#### EXERCISE:
Output all the entries word for word. Omit the pictures.

[Data records]
— begin —
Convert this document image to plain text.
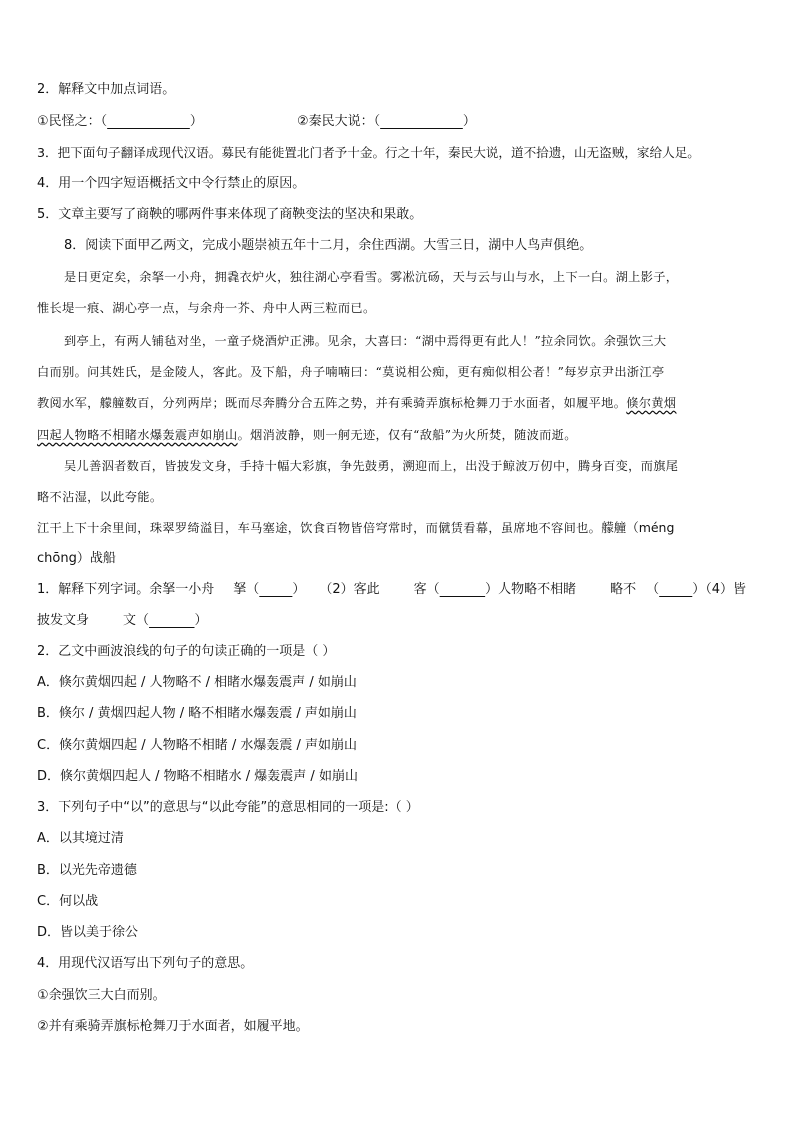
2．解释文中加点词语。
①民怪之：（	）	②秦民大说：（	）
3．把下面句子翻译成现代汉语。募民有能徙置北门者予十金。行之十年，秦民大说，道不拾遗，山无盗贼，家给人足。
4．用一个四字短语概括文中令行禁止的原因。
5．文章主要写了商鞅的哪两件事来体现了商鞅变法的坚决和果敢。
8．阅读下面甲乙两文，完成小题崇祯五年十二月，余住西湖。大雪三日，湖中人鸟声俱绝。
是日更定矣，余拏一小舟，拥毳衣炉火，独往湖心亭看雪。雾凇沆砀，天与云与山与水，上下一白。湖上影子，
惟长堤一痕、湖心亭一点，与余舟一芥、舟中人两三粒而已。
到亭上，有两人铺毡对坐，一童子烧酒炉正沸。见余，大喜曰：“湖中焉得更有此人！”拉余同饮。余强饮三大
白而别。问其姓氏，是金陵人，客此。及下船，舟子喃喃曰：“莫说相公痴，更有痴似相公者！”每岁京尹出浙江亭
教阅水军，艨艟数百，分列两岸；既而尽奔腾分合五阵之势，并有乘骑弄旗标枪舞刀于水面者，如履平地。倏尔黄烟
四起人物略不相睹水爆轰震声如崩山。烟消波静，则一舸无迹，仅有“敌船”为火所焚，随波而逝。
吴儿善泅者数百，皆披发文身，手持十幅大彩旗，争先鼓勇，溯迎而上，出没于鲸波万仞中，腾身百变，而旗尾
略不沾湿，以此夸能。
江干上下十余里间，珠翠罗绮溢目，车马塞途，饮食百物皆倍穹常时，而僦赁看幕，虽席地不容间也。艨艟（méng
chōng）战船
1．解释下列字词。余拏一小舟 拏（	） （2）客此	客（	）人物略不相睹	略不 （	）（4）皆
披发文身	文（	）
2．乙文中画波浪线的句子的句读正确的一项是（ ）
A．倏尔黄烟四起 / 人物略不 / 相睹水爆轰震声 / 如崩山
B．倏尔 / 黄烟四起人物 / 略不相睹水爆轰震 / 声如崩山
C．倏尔黄烟四起 / 人物略不相睹 / 水爆轰震 / 声如崩山
D．倏尔黄烟四起人 / 物略不相睹水 / 爆轰震声 / 如崩山
3．下列句子中“以”的意思与“以此夸能”的意思相同的一项是:（ ）
A．以其境过清
B．以光先帝遗德
C．何以战
D．皆以美于徐公
4．用现代汉语写出下列句子的意思。
①余强饮三大白而别。
②并有乘骑弄旗标枪舞刀于水面者，如履平地。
— end —
#### FULL ANSWER:
Convert this document image to plain text.
2．解释文中加点词语。
①民怪之：（	）	②秦民大说：（	）
3．把下面句子翻译成现代汉语。募民有能徙置北门者予十金。行之十年，秦民大说，道不拾遗，山无盗贼，家给人足。
4．用一个四字短语概括文中令行禁止的原因。
5．文章主要写了商鞅的哪两件事来体现了商鞅变法的坚决和果敢。
8．阅读下面甲乙两文，完成小题崇祯五年十二月，余住西湖。大雪三日，湖中人鸟声俱绝。
是日更定矣，余拏一小舟，拥毳衣炉火，独往湖心亭看雪。雾凇沆砀，天与云与山与水，上下一白。湖上影子，
惟长堤一痕、湖心亭一点，与余舟一芥、舟中人两三粒而已。
到亭上，有两人铺毡对坐，一童子烧酒炉正沸。见余，大喜曰：“湖中焉得更有此人！”拉余同饮。余强饮三大
白而别。问其姓氏，是金陵人，客此。及下船，舟子喃喃曰：“莫说相公痴，更有痴似相公者！”每岁京尹出浙江亭
教阅水军，艨艟数百，分列两岸；既而尽奔腾分合五阵之势，并有乘骑弄旗标枪舞刀于水面者，如履平地。倏尔黄烟
四起人物略不相睹水爆轰震声如崩山。烟消波静，则一舸无迹，仅有“敌船”为火所焚，随波而逝。
吴儿善泅者数百，皆披发文身，手持十幅大彩旗，争先鼓勇，溯迎而上，出没于鲸波万仞中，腾身百变，而旗尾
略不沾湿，以此夸能。
江干上下十余里间，珠翠罗绮溢目，车马塞途，饮食百物皆倍穹常时，而僦赁看幕，虽席地不容间也。艨艟（méng
chōng）战船
1．解释下列字词。余拏一小舟 拏（	） （2）客此	客（	）人物略不相睹	略不 （	）（4）皆
披发文身	文（	）
2．乙文中画波浪线的句子的句读正确的一项是（ ）
A．倏尔黄烟四起 / 人物略不 / 相睹水爆轰震声 / 如崩山
B．倏尔 / 黄烟四起人物 / 略不相睹水爆轰震 / 声如崩山
C．倏尔黄烟四起 / 人物略不相睹 / 水爆轰震 / 声如崩山
D．倏尔黄烟四起人 / 物略不相睹水 / 爆轰震声 / 如崩山
3．下列句子中“以”的意思与“以此夸能”的意思相同的一项是:（ ）
A．以其境过清
B．以光先帝遗德
C．何以战
D．皆以美于徐公
4．用现代汉语写出下列句子的意思。
①余强饮三大白而别。
②并有乘骑弄旗标枪舞刀于水面者，如履平地。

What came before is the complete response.